**What you are asked to do**
Wherever the string "Linear" shows up in a line, count that line. Give the total alone.

**Data for processing**
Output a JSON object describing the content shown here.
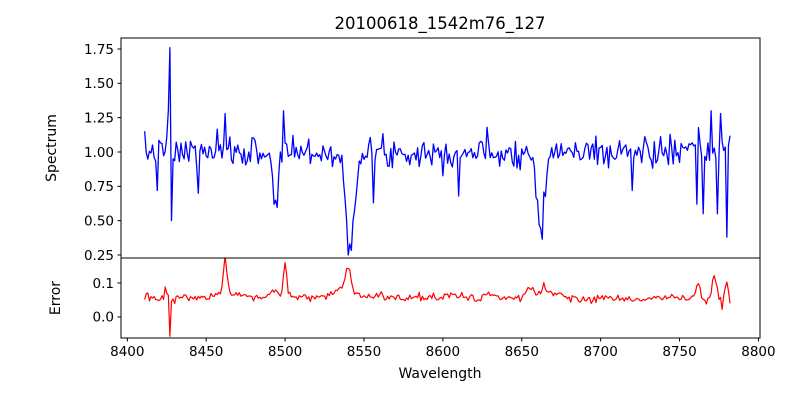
{
  "figure": {
    "background": "#ffffff",
    "text_color": "#000000",
    "spine_color": "#000000"
  },
  "chart_data": {
    "type": "line",
    "title": "20100618_1542m76_127",
    "xlabel": "Wavelength",
    "grid": false,
    "legend_position": "none",
    "xlim": [
      8396,
      8801
    ],
    "xticks": [
      8400,
      8450,
      8500,
      8550,
      8600,
      8650,
      8700,
      8750,
      8800
    ],
    "xtick_labels": [
      "8400",
      "8450",
      "8500",
      "8550",
      "8600",
      "8650",
      "8700",
      "8750",
      "8800"
    ],
    "panels": [
      {
        "name": "spectrum",
        "ylabel": "Spectrum",
        "ylim": [
          0.228,
          1.83
        ],
        "yticks": [
          0.25,
          0.5,
          0.75,
          1.0,
          1.25,
          1.5,
          1.75
        ],
        "ytick_labels": [
          "0.25",
          "0.50",
          "0.75",
          "1.00",
          "1.25",
          "1.50",
          "1.75"
        ],
        "color": "#0000ff",
        "line_width": 1.3,
        "series": {
          "x_start": 8411,
          "x_end": 8782,
          "x_step": 1,
          "seed": 7,
          "baseline": 1.0,
          "noise_sigma": 0.055,
          "gaussians": [
            {
              "center": 8494,
              "amp": -0.42,
              "sigma": 1.6
            },
            {
              "center": 8541,
              "amp": -0.58,
              "sigma": 2.3
            },
            {
              "center": 8541,
              "amp": -0.1,
              "sigma": 6.0
            },
            {
              "center": 8662,
              "amp": -0.48,
              "sigma": 2.0
            },
            {
              "center": 8662,
              "amp": -0.07,
              "sigma": 5.0
            }
          ],
          "points_override": [
            [
              8419,
              0.72
            ],
            [
              8426,
              1.3
            ],
            [
              8427,
              1.76
            ],
            [
              8428,
              0.5
            ],
            [
              8429,
              0.95
            ],
            [
              8445,
              0.7
            ],
            [
              8462,
              1.28
            ],
            [
              8499,
              1.3
            ],
            [
              8505,
              1.12
            ],
            [
              8541,
              0.33
            ],
            [
              8556,
              0.63
            ],
            [
              8610,
              0.68
            ],
            [
              8720,
              0.72
            ],
            [
              8761,
              0.62
            ],
            [
              8765,
              0.55
            ],
            [
              8770,
              1.3
            ],
            [
              8774,
              0.55
            ],
            [
              8776,
              1.28
            ],
            [
              8780,
              0.38
            ]
          ]
        }
      },
      {
        "name": "error",
        "ylabel": "Error",
        "ylim": [
          -0.062,
          0.1735
        ],
        "yticks": [
          0.0,
          0.1
        ],
        "ytick_labels": [
          "0.0",
          "0.1"
        ],
        "color": "#ff0000",
        "line_width": 1.2,
        "series": {
          "x_start": 8411,
          "x_end": 8782,
          "x_step": 1,
          "seed": 13,
          "baseline": 0.054,
          "noise_sigma": 0.006,
          "gaussians": [
            {
              "center": 8462,
              "amp": 0.1,
              "sigma": 1.0
            },
            {
              "center": 8462,
              "amp": 0.018,
              "sigma": 3.5
            },
            {
              "center": 8493,
              "amp": 0.018,
              "sigma": 2.0
            },
            {
              "center": 8500,
              "amp": 0.1,
              "sigma": 1.0
            },
            {
              "center": 8540,
              "amp": 0.072,
              "sigma": 1.6
            },
            {
              "center": 8537,
              "amp": 0.025,
              "sigma": 4.0
            },
            {
              "center": 8608,
              "amp": 0.012,
              "sigma": 4.0
            },
            {
              "center": 8628,
              "amp": 0.008,
              "sigma": 3.0
            },
            {
              "center": 8655,
              "amp": 0.026,
              "sigma": 3.0
            },
            {
              "center": 8664,
              "amp": 0.03,
              "sigma": 2.5
            },
            {
              "center": 8672,
              "amp": 0.014,
              "sigma": 3.0
            },
            {
              "center": 8745,
              "amp": 0.006,
              "sigma": 3.0
            },
            {
              "center": 8762,
              "amp": 0.05,
              "sigma": 1.2
            },
            {
              "center": 8772,
              "amp": 0.07,
              "sigma": 1.3
            },
            {
              "center": 8780,
              "amp": 0.042,
              "sigma": 1.0
            },
            {
              "center": 8520,
              "amp": 0.006,
              "sigma": 60
            }
          ],
          "points_override": [
            [
              8424,
              0.088
            ],
            [
              8427,
              -0.057
            ],
            [
              8428,
              0.046
            ],
            [
              8777,
              0.022
            ],
            [
              8782,
              0.04
            ]
          ]
        }
      }
    ]
  }
}
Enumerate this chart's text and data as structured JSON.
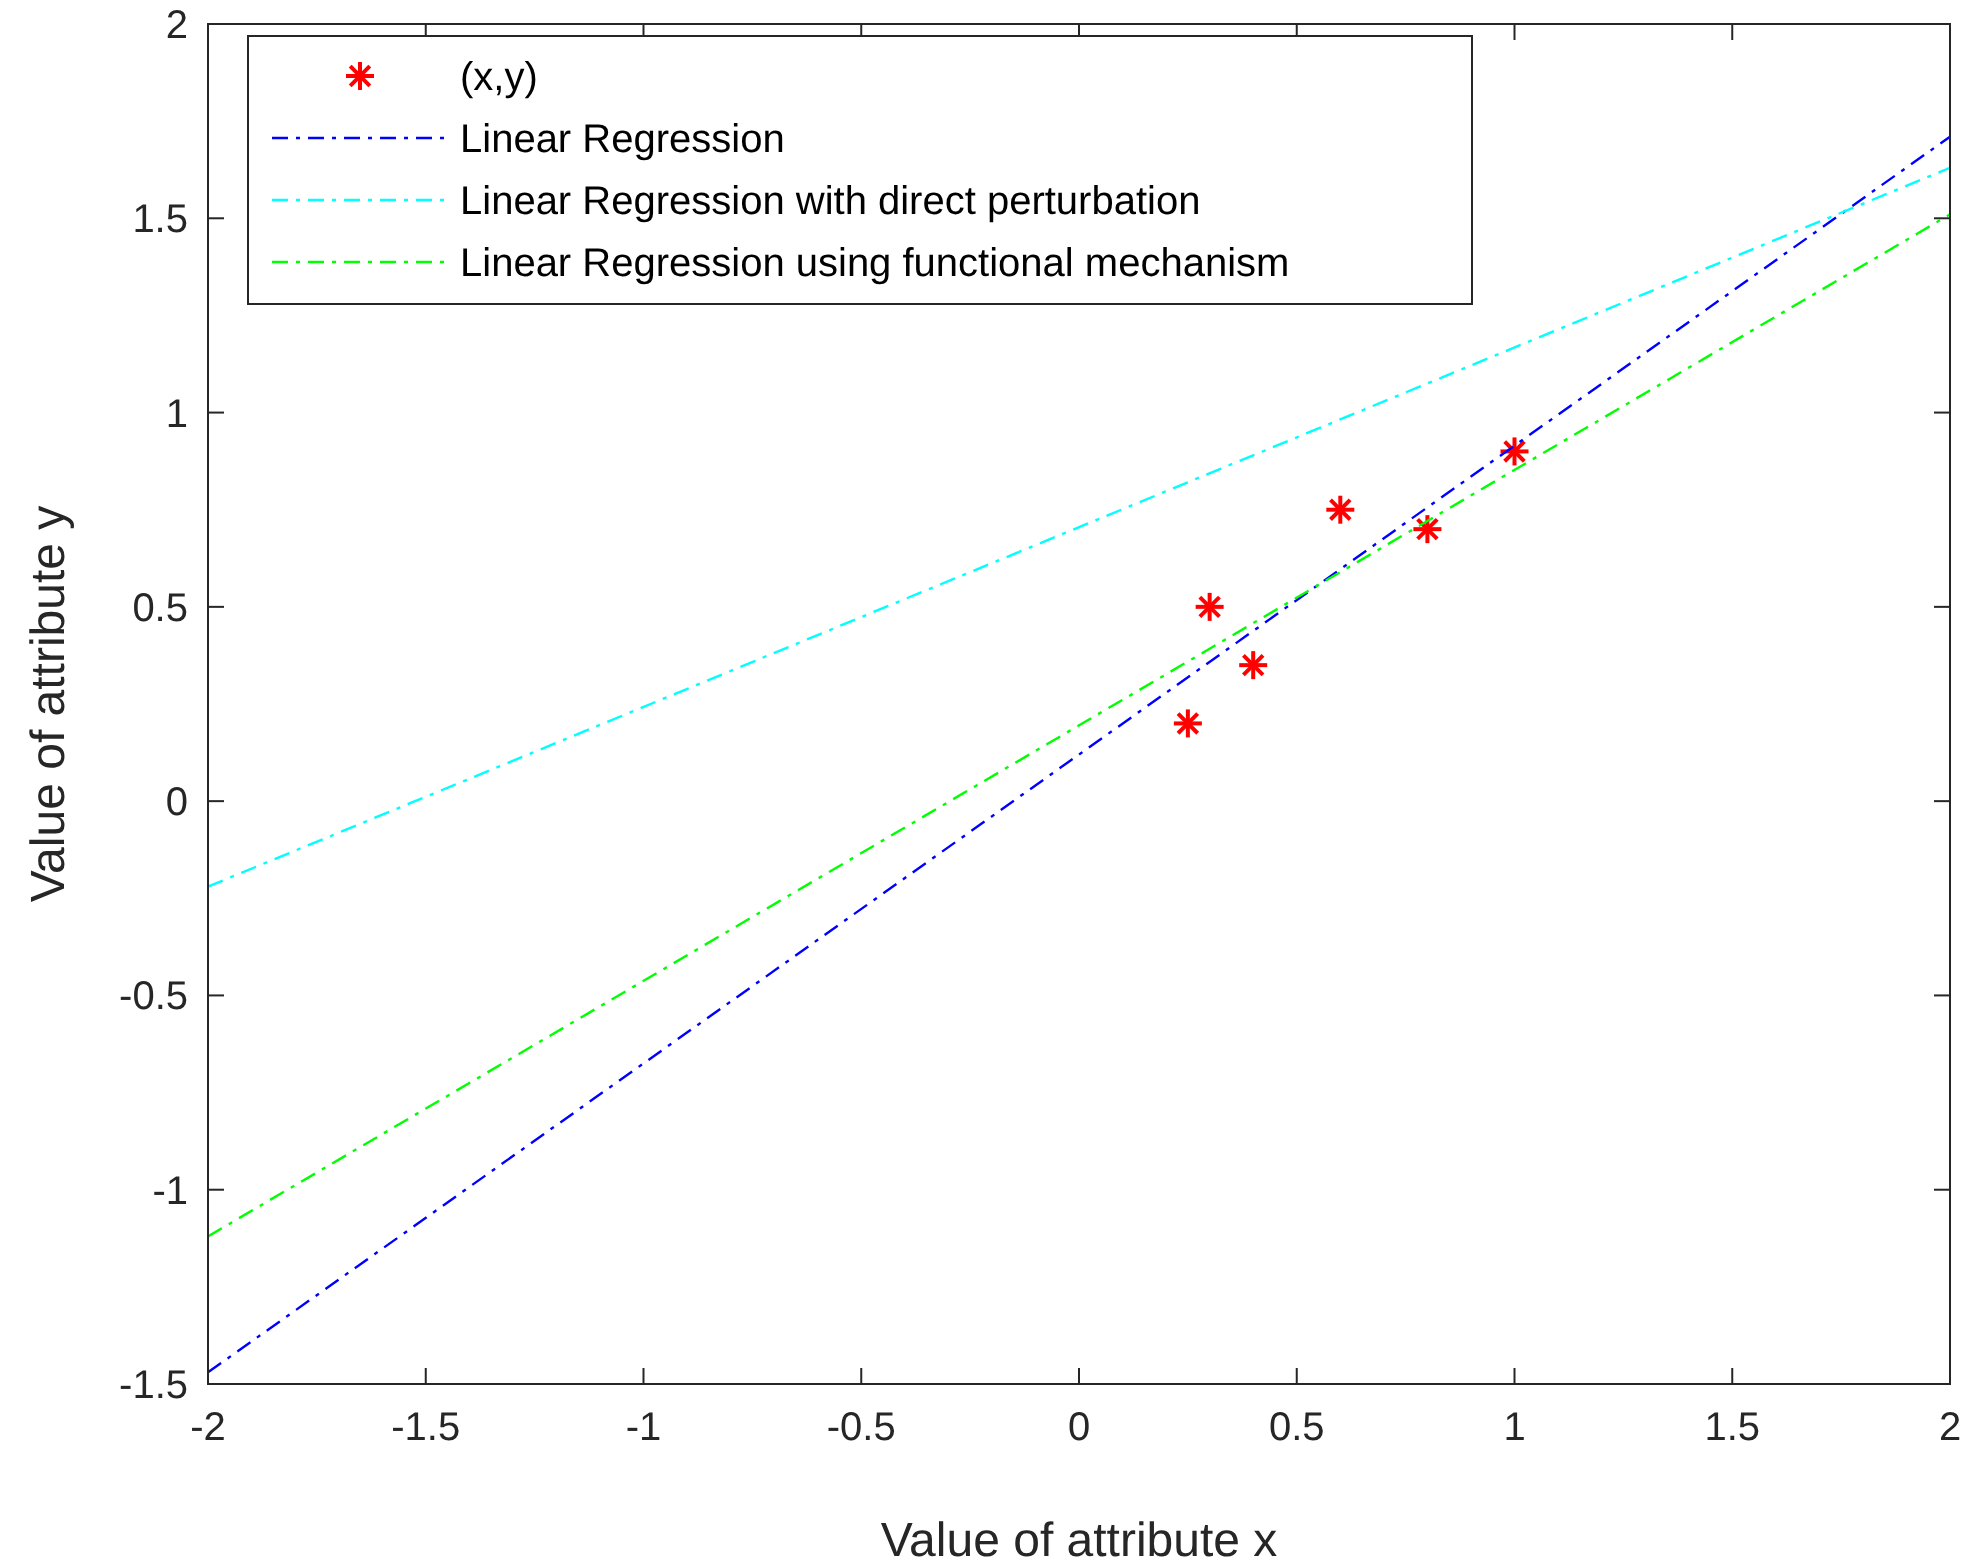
{
  "chart_data": {
    "type": "scatter",
    "xlabel": "Value of attribute x",
    "ylabel": "Value of attribute y",
    "xlim": [
      -2,
      2
    ],
    "ylim": [
      -1.5,
      2
    ],
    "xticks": [
      -2,
      -1.5,
      -1,
      -0.5,
      0,
      0.5,
      1,
      1.5,
      2
    ],
    "yticks": [
      -1.5,
      -1,
      -0.5,
      0,
      0.5,
      1,
      1.5,
      2
    ],
    "grid": false,
    "legend": "top left",
    "series": [
      {
        "name": "(x,y)",
        "marker": "cross",
        "color": "#ff0000",
        "x": [
          0.25,
          0.3,
          0.4,
          0.6,
          0.8,
          1
        ],
        "values": [
          0.2,
          0.5,
          0.35,
          0.75,
          0.7,
          0.9
        ]
      },
      {
        "name": "Linear Regression",
        "type": "line",
        "line_style": "dashdot",
        "color": "#0000ff",
        "x": [
          -2,
          2
        ],
        "values": [
          -1.47,
          1.71
        ]
      },
      {
        "name": "Linear Regression with direct perturbation",
        "type": "line",
        "line_style": "dashdot",
        "color": "#00ffff",
        "x": [
          -2,
          2
        ],
        "values": [
          -0.22,
          1.63
        ]
      },
      {
        "name": "Linear Regression using functional mechanism",
        "type": "line",
        "line_style": "dashdot",
        "color": "#00ff00",
        "x": [
          -2,
          2
        ],
        "values": [
          -1.12,
          1.51
        ]
      }
    ]
  }
}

**Result**
3